• _Task objective_: Find every line with the word "我的祝福地久天". Copy those lines.
---- Materials provided
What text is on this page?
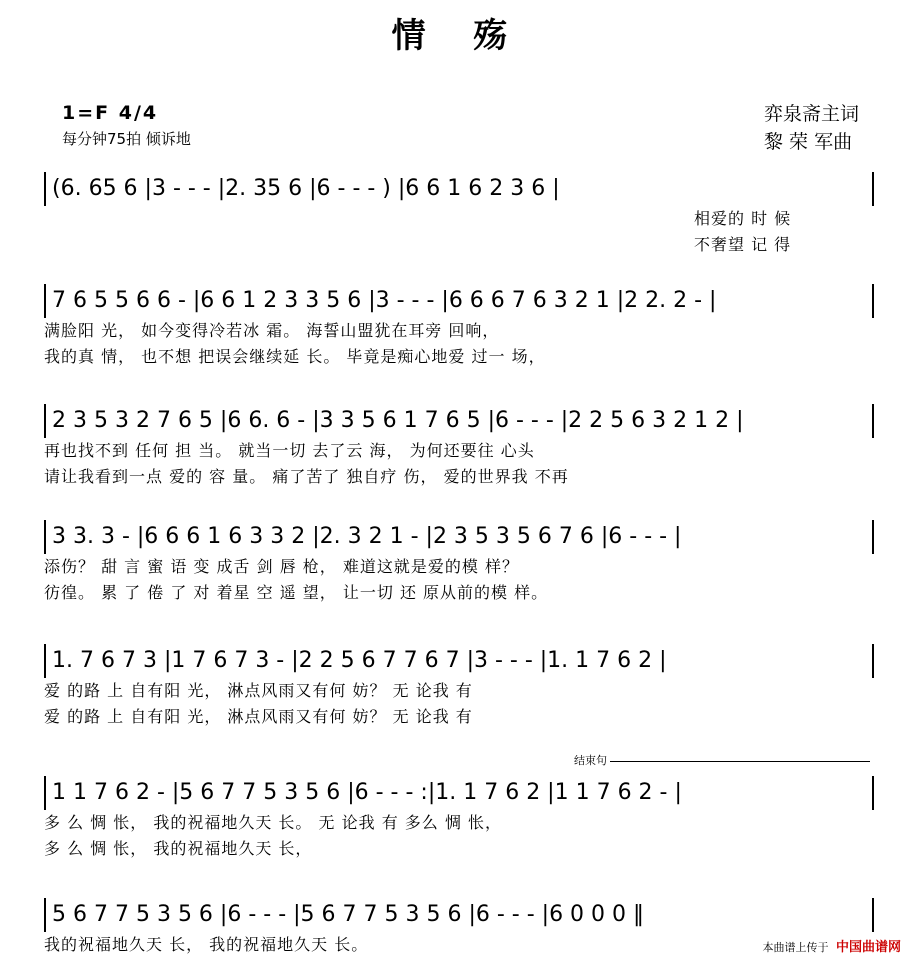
情 殇
1=F 4/4
每分钟75拍 倾诉地
弈泉斋主词
黎 荣 军曲
(6. 65 6 |3 - - - |2. 35 6 |6 - - - ) |6 6 1 6 2 3 6 |
相爱的 时 候
不奢望 记 得
7 6 5 5 6 6 - |6 6 1 2 3 3 5 6 |3 - - - |6 6 6 7 6 3 2 1 |2 2. 2 - |
满脸阳 光， 如今变得冷若冰 霜。 海誓山盟犹在耳旁 回响，
我的真 情， 也不想 把误会继续延 长。 毕竟是痴心地爱 过一 场，
2 3 5 3 2 7 6 5 |6 6. 6 - |3 3 5 6 1 7 6 5 |6 - - - |2 2 5 6 3 2 1 2 |
再也找不到 任何 担 当。 就当一切 去了云 海， 为何还要往 心头
请让我看到一点 爱的 容 量。 痛了苦了 独自疗 伤， 爱的世界我 不再
3 3. 3 - |6 6 6 1 6 3 3 2 |2. 3 2 1 - |2 3 5 3 5 6 7 6 |6 - - - |
添伤？ 甜 言 蜜 语 变 成舌 剑 唇 枪， 难道这就是爱的模 样？
彷徨。 累 了 倦 了 对 着星 空 遥 望， 让一切 还 原从前的模 样。
1. 7 6 7 3 |1 7 6 7 3 - |2 2 5 6 7 7 6 7 |3 - - - |1. 1 7 6 2 |
爱 的路 上 自有阳 光， 淋点风雨又有何 妨？ 无 论我 有
爱 的路 上 自有阳 光， 淋点风雨又有何 妨？ 无 论我 有
结束句
1 1 7 6 2 - |5 6 7 7 5 3 5 6 |6 - - - :|1. 1 7 6 2 |1 1 7 6 2 - |
多 么 惆 怅， 我的祝福地久天 长。 无 论我 有 多么 惆 怅，
多 么 惆 怅， 我的祝福地久天 长，
5 6 7 7 5 3 5 6 |6 - - - |5 6 7 7 5 3 5 6 |6 - - - |6 0 0 0 ‖
我的祝福地久天 长， 我的祝福地久天 长。	本曲谱上传于 中国曲谱网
--------
• _Solution below_:
多 么 惆 怅， 我的祝福地久天 长。 无 论我 有 多么 惆 怅，
多 么 惆 怅， 我的祝福地久天 长，
我的祝福地久天 长， 我的祝福地久天 长。	本曲谱上传于 中国曲谱网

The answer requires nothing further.